- [Task requirements]: Each record is to be printed again precisely as it reads.

- [Provided entries]:
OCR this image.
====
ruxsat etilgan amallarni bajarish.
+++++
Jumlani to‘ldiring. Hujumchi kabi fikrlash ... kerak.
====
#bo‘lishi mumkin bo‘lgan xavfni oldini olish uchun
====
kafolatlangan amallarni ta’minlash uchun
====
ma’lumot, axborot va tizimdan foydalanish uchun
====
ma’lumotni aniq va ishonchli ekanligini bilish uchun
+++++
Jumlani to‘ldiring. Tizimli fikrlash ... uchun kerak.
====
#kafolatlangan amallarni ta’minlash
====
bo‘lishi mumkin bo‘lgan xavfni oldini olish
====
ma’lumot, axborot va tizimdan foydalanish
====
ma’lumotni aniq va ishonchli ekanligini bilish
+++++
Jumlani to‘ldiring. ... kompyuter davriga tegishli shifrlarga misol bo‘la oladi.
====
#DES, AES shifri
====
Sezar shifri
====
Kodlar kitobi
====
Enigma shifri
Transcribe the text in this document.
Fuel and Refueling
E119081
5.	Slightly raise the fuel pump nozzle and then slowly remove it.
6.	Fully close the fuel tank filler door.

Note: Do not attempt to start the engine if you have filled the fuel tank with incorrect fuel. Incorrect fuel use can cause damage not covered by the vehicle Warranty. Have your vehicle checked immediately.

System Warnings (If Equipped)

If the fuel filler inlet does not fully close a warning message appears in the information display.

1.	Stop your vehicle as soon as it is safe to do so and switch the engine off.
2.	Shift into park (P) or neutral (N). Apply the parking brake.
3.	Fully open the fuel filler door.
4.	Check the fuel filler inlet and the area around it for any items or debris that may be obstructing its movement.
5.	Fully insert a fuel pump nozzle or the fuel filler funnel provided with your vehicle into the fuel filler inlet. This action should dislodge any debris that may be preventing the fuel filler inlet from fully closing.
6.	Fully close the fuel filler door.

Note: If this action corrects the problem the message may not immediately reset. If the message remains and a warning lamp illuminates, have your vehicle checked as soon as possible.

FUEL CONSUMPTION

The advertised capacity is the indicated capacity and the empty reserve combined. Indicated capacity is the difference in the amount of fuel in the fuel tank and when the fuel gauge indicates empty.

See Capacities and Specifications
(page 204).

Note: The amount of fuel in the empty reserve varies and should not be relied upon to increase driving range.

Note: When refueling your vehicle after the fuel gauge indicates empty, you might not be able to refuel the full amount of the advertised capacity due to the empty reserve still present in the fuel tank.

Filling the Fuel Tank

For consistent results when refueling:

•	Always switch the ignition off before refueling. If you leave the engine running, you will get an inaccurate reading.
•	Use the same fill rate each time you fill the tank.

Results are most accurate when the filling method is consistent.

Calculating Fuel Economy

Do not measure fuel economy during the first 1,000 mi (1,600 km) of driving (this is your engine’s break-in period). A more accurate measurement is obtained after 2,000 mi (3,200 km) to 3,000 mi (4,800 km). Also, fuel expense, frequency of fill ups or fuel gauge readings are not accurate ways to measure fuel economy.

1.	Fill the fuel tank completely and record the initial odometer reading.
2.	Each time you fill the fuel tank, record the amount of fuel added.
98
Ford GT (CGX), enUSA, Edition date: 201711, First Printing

- [Exercise response]:
OCR this image.
====
ruxsat etilgan amallarni bajarish.
+++++
Jumlani to‘ldiring. Hujumchi kabi fikrlash ... kerak.
====
#bo‘lishi mumkin bo‘lgan xavfni oldini olish uchun
====
kafolatlangan amallarni ta’minlash uchun
====
ma’lumot, axborot va tizimdan foydalanish uchun
====
ma’lumotni aniq va ishonchli ekanligini bilish uchun
+++++
Jumlani to‘ldiring. Tizimli fikrlash ... uchun kerak.
====
#kafolatlangan amallarni ta’minlash
====
bo‘lishi mumkin bo‘lgan xavfni oldini olish
====
ma’lumot, axborot va tizimdan foydalanish
====
ma’lumotni aniq va ishonchli ekanligini bilish
+++++
Jumlani to‘ldiring. ... kompyuter davriga tegishli shifrlarga misol bo‘la oladi.
====
#DES, AES shifri
====
Sezar shifri
====
Kodlar kitobi
====
Enigma shifri
Transcribe the text in this document.
Fuel and Refueling
E119081
5.	Slightly raise the fuel pump nozzle and then slowly remove it.
6.	Fully close the fuel tank filler door.

Note: Do not attempt to start the engine if you have filled the fuel tank with incorrect fuel. Incorrect fuel use can cause damage not covered by the vehicle Warranty. Have your vehicle checked immediately.

System Warnings (If Equipped)

If the fuel filler inlet does not fully close a warning message appears in the information display.

1.	Stop your vehicle as soon as it is safe to do so and switch the engine off.
2.	Shift into park (P) or neutral (N). Apply the parking brake.
3.	Fully open the fuel filler door.
4.	Check the fuel filler inlet and the area around it for any items or debris that may be obstructing its movement.
5.	Fully insert a fuel pump nozzle or the fuel filler funnel provided with your vehicle into the fuel filler inlet. This action should dislodge any debris that may be preventing the fuel filler inlet from fully closing.
6.	Fully close the fuel filler door.

Note: If this action corrects the problem the message may not immediately reset. If the message remains and a warning lamp illuminates, have your vehicle checked as soon as possible.

FUEL CONSUMPTION

The advertised capacity is the indicated capacity and the empty reserve combined. Indicated capacity is the difference in the amount of fuel in the fuel tank and when the fuel gauge indicates empty.

See Capacities and Specifications
(page 204).

Note: The amount of fuel in the empty reserve varies and should not be relied upon to increase driving range.

Note: When refueling your vehicle after the fuel gauge indicates empty, you might not be able to refuel the full amount of the advertised capacity due to the empty reserve still present in the fuel tank.

Filling the Fuel Tank

For consistent results when refueling:

•	Always switch the ignition off before refueling. If you leave the engine running, you will get an inaccurate reading.
•	Use the same fill rate each time you fill the tank.

Results are most accurate when the filling method is consistent.

Calculating Fuel Economy

Do not measure fuel economy during the first 1,000 mi (1,600 km) of driving (this is your engine’s break-in period). A more accurate measurement is obtained after 2,000 mi (3,200 km) to 3,000 mi (4,800 km). Also, fuel expense, frequency of fill ups or fuel gauge readings are not accurate ways to measure fuel economy.

1.	Fill the fuel tank completely and record the initial odometer reading.
2.	Each time you fill the fuel tank, record the amount of fuel added.
98
Ford GT (CGX), enUSA, Edition date: 201711, First Printing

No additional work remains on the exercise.